Copy each line that holds "Kreaturhold".

A block of data:
╭──
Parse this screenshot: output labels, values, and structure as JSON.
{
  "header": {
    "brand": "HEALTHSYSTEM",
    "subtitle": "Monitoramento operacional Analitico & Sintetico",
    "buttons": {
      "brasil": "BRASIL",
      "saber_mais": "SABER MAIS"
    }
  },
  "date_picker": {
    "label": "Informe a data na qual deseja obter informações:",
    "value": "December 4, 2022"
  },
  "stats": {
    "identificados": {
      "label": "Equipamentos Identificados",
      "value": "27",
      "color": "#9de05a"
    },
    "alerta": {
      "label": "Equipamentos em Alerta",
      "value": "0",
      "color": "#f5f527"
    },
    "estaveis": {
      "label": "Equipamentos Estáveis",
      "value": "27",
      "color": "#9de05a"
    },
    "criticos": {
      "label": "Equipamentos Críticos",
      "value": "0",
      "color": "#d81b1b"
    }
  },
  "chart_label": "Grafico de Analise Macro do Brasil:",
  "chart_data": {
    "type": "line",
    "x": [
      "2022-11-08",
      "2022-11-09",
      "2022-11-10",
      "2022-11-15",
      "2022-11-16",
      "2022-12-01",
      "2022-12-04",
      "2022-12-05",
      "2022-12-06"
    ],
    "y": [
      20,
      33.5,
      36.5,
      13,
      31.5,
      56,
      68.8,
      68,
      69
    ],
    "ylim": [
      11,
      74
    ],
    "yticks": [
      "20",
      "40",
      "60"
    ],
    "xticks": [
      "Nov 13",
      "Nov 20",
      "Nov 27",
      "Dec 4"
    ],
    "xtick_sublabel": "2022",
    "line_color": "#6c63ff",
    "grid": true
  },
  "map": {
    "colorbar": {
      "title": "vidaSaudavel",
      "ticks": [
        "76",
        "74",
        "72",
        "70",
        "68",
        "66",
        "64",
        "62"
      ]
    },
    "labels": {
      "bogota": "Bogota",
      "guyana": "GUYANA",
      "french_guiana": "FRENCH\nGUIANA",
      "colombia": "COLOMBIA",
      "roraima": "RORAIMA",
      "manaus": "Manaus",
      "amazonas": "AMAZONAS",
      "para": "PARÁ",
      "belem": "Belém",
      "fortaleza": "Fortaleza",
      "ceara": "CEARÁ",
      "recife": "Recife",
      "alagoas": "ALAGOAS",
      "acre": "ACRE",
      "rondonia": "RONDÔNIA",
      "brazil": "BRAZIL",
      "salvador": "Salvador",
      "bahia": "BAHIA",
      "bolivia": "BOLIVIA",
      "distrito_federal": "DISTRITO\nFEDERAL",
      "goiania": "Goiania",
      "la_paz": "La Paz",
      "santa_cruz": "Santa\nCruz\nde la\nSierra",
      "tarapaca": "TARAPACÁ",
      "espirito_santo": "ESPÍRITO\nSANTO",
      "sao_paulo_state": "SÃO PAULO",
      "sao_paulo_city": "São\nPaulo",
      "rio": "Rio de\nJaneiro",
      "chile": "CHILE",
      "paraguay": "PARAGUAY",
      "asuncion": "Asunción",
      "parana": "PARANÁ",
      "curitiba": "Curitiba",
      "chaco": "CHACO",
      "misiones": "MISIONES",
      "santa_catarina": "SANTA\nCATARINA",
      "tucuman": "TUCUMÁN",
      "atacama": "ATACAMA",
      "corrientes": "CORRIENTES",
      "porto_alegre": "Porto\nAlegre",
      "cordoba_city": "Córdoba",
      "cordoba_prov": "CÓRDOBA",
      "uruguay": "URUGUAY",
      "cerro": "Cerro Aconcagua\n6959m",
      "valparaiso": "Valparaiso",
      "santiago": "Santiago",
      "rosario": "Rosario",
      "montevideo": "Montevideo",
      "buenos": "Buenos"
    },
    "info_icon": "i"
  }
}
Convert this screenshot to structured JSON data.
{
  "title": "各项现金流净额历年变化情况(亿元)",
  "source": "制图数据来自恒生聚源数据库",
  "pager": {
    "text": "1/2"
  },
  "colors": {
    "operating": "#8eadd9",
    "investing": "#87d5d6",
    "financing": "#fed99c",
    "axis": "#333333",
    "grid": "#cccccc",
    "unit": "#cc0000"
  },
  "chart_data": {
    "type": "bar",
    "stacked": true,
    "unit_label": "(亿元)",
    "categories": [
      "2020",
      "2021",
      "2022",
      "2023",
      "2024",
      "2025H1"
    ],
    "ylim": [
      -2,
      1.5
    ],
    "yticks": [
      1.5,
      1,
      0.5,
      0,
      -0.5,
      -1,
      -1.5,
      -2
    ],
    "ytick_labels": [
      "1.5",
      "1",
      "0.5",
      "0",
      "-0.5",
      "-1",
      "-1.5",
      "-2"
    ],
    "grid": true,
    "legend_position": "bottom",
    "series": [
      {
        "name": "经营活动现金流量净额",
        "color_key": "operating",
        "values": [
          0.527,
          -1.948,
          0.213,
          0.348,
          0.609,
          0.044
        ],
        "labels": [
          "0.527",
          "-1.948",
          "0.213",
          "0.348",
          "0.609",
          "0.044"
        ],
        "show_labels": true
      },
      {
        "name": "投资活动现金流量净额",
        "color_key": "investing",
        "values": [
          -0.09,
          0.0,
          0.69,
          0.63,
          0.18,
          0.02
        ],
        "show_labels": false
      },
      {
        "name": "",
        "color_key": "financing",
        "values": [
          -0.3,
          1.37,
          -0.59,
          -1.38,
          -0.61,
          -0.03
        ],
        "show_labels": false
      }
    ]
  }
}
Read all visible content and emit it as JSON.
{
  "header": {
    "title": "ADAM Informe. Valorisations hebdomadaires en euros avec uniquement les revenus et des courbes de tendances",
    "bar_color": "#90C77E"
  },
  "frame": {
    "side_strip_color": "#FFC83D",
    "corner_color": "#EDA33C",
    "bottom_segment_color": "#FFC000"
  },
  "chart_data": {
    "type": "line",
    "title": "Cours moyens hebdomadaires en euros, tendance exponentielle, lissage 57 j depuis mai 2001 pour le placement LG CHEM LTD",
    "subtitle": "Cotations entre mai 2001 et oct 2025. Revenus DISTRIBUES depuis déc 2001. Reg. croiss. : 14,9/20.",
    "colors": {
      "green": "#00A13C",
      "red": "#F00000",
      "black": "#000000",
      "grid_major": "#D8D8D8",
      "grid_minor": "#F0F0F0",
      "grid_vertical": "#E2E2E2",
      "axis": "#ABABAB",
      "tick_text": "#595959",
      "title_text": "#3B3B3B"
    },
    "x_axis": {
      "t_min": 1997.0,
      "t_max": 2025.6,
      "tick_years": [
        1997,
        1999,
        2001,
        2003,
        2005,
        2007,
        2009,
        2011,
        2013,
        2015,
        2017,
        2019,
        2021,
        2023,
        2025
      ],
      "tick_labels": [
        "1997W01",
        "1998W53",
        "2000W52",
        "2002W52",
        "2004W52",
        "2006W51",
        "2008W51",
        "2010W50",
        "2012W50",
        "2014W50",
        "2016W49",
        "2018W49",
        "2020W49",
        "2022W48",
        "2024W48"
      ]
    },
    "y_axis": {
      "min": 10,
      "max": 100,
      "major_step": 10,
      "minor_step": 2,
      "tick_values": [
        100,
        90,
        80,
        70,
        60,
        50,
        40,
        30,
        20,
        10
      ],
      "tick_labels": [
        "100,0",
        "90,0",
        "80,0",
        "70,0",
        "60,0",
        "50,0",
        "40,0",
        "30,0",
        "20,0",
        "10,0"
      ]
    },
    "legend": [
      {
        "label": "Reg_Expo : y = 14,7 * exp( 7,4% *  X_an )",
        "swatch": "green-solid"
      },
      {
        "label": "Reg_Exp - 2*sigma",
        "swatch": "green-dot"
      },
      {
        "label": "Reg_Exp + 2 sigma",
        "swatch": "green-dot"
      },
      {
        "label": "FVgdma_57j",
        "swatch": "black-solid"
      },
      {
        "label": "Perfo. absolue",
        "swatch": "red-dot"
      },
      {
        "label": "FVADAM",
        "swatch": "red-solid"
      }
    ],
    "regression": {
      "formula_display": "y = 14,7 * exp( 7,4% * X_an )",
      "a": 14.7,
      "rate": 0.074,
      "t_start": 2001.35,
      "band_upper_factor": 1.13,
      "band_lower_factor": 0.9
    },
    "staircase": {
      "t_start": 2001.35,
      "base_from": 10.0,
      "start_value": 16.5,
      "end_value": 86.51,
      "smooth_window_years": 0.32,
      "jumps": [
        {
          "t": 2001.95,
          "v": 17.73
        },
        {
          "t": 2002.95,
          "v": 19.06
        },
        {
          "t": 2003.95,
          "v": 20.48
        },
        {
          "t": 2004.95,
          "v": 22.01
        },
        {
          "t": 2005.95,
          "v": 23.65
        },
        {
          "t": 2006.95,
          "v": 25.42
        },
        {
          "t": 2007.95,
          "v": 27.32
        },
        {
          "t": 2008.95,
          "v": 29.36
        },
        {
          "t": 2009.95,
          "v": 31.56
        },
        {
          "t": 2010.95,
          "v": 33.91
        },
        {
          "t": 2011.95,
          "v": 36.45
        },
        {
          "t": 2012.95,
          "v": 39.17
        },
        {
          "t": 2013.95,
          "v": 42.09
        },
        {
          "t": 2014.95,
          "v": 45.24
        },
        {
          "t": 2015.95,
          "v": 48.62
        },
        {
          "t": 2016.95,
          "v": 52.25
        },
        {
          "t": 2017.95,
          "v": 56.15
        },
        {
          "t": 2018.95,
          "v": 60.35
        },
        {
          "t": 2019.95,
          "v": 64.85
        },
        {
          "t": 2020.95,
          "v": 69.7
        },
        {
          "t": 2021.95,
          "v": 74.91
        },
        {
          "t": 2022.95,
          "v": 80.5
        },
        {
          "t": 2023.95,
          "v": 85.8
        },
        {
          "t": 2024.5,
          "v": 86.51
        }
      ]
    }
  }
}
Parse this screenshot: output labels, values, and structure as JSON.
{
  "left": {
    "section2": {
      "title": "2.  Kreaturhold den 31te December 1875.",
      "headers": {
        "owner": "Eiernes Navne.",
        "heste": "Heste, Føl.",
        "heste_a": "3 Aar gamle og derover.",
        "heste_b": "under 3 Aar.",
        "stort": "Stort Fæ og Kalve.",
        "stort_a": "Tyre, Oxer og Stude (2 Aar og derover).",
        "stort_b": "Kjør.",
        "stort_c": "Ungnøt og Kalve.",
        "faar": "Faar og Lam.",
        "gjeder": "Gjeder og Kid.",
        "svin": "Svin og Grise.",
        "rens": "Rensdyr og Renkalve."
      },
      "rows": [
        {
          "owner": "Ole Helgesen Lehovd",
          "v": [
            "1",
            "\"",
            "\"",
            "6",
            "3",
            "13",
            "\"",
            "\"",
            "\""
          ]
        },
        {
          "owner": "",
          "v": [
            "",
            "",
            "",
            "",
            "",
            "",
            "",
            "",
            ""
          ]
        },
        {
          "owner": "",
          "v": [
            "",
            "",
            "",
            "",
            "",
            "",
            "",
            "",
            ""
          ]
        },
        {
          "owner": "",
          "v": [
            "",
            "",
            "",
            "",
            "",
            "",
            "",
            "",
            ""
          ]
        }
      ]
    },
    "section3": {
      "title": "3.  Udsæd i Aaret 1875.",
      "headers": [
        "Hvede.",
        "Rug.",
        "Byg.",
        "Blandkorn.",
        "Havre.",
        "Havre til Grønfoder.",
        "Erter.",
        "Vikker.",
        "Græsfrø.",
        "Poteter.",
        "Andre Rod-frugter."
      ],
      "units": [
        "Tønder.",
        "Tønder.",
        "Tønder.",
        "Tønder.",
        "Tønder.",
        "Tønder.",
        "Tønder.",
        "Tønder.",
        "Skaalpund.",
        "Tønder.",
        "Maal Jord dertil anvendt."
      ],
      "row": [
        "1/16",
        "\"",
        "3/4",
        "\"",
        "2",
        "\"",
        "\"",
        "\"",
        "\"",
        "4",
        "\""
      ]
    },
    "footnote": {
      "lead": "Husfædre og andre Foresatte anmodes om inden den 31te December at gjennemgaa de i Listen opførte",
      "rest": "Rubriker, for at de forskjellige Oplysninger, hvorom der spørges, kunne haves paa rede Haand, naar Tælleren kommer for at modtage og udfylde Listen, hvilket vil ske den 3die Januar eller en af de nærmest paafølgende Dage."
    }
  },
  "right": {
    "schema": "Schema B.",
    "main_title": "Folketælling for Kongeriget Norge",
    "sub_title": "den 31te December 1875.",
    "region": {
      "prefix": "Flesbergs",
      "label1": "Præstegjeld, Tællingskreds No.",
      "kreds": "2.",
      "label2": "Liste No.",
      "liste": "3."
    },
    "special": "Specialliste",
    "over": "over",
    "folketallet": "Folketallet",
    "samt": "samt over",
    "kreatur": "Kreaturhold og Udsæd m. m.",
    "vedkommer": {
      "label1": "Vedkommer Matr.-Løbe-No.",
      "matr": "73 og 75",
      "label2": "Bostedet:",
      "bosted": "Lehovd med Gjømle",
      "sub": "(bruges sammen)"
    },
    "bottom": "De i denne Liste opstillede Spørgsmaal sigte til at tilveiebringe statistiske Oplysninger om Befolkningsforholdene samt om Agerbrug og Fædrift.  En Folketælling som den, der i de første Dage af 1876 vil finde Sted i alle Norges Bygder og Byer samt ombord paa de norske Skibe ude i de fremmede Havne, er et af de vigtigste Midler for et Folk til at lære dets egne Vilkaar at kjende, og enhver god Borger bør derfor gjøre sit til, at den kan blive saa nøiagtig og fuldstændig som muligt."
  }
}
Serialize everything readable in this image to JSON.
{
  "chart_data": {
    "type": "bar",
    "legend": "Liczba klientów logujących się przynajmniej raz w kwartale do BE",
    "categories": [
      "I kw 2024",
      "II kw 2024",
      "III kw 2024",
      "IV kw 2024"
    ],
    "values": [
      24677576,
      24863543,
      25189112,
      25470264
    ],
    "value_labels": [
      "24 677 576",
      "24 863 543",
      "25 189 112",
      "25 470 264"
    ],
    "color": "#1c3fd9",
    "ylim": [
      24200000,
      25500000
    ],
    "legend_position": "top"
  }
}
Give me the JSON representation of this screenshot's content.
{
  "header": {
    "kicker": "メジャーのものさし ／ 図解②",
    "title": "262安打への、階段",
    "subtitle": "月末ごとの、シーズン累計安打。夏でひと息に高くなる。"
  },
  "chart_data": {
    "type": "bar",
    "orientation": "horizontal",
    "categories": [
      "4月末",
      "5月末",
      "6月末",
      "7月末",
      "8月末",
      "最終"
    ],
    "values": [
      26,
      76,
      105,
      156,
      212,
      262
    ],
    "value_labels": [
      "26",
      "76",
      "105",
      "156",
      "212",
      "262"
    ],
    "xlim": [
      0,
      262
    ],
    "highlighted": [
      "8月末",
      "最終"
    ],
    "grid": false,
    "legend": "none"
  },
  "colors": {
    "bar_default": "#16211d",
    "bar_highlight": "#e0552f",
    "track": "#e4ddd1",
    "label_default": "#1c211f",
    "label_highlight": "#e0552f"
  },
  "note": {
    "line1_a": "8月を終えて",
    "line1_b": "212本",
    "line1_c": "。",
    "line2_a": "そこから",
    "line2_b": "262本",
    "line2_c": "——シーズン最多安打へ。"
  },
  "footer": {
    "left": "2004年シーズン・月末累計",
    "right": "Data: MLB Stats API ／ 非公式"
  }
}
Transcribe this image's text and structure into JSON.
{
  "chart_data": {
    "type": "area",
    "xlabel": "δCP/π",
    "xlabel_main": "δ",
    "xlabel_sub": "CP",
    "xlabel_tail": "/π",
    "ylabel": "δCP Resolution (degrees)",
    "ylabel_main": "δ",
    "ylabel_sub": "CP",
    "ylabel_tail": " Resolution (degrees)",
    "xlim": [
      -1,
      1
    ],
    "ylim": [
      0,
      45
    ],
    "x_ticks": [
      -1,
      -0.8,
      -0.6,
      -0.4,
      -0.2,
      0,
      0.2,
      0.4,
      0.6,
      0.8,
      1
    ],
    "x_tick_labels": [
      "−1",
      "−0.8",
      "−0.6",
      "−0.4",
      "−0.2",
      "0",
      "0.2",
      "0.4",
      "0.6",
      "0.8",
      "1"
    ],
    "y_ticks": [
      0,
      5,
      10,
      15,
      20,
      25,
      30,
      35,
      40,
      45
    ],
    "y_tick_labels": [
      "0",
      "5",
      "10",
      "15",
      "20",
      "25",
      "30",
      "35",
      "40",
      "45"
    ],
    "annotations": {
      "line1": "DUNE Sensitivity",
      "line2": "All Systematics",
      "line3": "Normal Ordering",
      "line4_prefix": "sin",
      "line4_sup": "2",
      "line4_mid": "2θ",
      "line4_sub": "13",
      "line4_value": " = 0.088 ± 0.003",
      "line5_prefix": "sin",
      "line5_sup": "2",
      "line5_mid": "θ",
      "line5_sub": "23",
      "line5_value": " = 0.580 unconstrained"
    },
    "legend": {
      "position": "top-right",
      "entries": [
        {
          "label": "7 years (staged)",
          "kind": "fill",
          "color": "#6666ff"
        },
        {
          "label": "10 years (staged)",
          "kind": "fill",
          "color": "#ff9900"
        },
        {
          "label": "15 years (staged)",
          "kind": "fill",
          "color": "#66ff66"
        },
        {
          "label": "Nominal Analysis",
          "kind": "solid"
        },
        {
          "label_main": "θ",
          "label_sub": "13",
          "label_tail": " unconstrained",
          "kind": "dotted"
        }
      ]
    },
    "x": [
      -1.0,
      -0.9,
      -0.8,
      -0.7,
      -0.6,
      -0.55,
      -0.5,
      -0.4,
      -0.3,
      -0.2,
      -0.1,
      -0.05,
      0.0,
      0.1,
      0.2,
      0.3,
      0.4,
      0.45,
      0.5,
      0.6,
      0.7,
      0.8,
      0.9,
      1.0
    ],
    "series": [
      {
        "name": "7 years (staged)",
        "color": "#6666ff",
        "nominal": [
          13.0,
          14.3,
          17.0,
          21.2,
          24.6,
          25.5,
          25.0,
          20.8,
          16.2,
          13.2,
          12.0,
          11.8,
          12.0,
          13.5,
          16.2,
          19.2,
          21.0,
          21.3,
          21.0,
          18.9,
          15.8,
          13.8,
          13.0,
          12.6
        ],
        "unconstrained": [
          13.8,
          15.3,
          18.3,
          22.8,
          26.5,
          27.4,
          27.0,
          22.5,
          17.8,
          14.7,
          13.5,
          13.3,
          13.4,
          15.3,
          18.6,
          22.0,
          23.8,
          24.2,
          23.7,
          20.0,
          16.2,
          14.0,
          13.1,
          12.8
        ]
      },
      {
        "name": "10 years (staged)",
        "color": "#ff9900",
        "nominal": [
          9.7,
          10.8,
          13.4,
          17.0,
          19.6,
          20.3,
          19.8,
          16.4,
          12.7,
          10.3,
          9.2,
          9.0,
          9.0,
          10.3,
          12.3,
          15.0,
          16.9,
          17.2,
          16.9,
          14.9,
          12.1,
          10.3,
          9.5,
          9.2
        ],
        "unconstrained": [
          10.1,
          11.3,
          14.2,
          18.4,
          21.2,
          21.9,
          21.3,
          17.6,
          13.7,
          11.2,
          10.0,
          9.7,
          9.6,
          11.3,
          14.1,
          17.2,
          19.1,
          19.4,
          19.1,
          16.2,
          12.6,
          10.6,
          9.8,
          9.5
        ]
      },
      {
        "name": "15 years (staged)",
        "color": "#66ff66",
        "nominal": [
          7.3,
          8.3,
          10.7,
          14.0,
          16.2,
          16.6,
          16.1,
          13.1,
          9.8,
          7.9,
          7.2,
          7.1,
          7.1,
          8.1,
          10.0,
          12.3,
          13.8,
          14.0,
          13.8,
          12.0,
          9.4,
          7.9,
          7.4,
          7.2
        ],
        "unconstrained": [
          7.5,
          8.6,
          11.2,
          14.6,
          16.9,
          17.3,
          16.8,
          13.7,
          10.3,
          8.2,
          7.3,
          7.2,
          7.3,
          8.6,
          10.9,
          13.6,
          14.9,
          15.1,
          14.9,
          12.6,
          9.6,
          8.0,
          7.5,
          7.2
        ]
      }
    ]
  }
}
╰──
*WRITTEN SOLUTION*
      "title": "2.  Kreaturhold den 31te December 1875.",
    "kreatur": "Kreaturhold og Udsæd m. m.",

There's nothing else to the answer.